Data records:

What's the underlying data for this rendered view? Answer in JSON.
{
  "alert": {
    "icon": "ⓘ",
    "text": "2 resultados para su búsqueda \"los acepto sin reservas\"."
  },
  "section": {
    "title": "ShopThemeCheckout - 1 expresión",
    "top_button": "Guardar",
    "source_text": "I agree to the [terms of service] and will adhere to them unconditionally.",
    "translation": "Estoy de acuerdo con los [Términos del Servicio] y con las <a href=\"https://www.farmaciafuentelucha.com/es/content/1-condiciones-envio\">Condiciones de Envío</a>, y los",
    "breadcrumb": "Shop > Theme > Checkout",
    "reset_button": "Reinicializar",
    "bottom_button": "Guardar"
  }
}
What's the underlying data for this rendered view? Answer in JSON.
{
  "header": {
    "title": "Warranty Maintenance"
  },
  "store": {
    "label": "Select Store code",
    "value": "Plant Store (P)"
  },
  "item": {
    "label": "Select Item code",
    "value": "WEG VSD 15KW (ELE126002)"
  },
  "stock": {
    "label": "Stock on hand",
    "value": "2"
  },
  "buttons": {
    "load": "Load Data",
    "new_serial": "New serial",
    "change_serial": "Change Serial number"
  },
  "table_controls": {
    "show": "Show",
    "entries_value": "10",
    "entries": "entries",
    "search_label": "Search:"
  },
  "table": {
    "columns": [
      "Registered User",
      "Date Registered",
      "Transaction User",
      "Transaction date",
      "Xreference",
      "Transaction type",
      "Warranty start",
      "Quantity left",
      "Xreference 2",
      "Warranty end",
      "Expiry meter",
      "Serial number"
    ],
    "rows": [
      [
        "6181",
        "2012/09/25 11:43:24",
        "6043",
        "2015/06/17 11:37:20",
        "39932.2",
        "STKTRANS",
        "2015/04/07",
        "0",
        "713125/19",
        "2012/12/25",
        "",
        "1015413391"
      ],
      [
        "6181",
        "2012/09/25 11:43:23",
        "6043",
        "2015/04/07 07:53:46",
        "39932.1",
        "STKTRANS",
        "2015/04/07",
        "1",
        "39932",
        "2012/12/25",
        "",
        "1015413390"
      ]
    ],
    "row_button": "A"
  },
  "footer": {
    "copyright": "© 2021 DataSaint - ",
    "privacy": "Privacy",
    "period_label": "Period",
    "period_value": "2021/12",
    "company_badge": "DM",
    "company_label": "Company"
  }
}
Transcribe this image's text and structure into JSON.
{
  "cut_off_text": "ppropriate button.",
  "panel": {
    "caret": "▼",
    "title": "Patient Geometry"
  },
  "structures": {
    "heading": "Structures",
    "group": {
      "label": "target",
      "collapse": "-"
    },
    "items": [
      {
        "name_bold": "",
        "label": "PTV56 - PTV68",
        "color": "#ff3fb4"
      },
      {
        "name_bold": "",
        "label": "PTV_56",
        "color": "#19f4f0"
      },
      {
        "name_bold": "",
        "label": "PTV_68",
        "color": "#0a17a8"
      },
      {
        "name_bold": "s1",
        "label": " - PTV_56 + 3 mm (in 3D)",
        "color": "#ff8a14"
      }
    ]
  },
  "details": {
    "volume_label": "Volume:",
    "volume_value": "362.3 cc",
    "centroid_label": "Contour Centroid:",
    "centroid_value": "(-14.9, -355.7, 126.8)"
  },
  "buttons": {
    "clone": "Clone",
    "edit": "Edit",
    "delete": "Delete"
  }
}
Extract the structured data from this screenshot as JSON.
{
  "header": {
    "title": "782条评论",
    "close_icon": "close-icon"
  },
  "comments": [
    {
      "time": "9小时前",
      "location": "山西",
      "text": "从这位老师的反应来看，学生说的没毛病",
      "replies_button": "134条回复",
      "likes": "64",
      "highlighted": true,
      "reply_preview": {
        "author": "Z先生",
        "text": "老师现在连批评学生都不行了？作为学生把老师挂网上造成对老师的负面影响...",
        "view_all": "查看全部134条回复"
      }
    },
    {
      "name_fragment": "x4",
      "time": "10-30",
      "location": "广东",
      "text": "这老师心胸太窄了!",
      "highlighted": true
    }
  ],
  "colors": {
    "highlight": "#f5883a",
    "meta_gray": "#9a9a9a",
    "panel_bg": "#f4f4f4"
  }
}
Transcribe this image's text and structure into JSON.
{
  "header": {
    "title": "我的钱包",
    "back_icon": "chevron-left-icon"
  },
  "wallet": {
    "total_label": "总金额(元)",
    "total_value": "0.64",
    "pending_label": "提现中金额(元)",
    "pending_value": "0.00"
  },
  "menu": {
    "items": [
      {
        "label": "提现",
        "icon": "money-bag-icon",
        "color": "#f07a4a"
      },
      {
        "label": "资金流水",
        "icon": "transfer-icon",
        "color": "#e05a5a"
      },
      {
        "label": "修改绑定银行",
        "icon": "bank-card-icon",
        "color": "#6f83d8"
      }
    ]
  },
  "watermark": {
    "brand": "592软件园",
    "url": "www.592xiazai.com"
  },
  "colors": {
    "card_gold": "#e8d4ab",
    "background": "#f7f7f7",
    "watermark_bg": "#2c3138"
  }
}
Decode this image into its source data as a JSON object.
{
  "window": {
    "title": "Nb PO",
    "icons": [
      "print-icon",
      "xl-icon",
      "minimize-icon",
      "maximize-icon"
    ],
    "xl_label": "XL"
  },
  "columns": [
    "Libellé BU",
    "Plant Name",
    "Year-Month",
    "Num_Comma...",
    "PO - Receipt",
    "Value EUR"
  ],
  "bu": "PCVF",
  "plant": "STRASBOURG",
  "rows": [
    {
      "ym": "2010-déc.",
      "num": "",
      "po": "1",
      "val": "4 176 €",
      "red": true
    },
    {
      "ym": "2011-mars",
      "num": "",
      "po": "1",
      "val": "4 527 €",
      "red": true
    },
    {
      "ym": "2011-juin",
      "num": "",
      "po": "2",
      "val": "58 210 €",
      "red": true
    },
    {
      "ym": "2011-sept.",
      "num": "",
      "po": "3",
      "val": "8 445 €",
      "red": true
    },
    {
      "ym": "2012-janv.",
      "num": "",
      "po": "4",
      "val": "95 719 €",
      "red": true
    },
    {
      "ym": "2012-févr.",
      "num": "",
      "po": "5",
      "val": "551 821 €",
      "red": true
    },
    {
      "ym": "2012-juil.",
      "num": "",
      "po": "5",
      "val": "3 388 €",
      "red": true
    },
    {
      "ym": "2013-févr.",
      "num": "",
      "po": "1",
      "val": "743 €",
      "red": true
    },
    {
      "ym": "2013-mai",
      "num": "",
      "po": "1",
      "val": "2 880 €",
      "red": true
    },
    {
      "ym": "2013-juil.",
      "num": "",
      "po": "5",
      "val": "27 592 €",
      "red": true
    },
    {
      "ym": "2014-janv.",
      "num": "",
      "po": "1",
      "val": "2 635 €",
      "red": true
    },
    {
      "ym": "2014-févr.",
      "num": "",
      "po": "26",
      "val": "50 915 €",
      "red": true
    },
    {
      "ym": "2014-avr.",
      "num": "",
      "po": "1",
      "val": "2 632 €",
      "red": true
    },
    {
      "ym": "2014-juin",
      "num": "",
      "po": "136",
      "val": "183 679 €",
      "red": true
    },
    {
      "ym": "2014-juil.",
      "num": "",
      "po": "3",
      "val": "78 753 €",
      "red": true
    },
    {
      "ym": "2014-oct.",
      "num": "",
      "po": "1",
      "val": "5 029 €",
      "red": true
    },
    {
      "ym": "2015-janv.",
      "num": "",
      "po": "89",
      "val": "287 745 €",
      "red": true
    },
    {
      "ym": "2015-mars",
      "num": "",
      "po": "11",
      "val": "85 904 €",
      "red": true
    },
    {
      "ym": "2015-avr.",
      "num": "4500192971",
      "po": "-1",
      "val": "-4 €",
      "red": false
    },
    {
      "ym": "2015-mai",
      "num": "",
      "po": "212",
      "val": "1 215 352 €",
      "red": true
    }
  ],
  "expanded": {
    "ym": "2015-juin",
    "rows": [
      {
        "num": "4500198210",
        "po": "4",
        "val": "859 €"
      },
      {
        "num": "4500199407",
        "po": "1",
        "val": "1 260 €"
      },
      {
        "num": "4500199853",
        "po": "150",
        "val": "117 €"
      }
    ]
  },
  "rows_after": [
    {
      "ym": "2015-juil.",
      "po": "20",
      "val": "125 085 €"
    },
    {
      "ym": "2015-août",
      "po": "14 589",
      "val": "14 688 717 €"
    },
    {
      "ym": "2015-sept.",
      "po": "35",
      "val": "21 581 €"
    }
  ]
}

■ WHAT IS ASKED ■
Search the data for the string "Warranty" and copy each line where it appears.

■ OUTPUT FOR THIS EXERCISE ■
    "title": "Warranty Maintenance"
      "Warranty start",
      "Warranty end",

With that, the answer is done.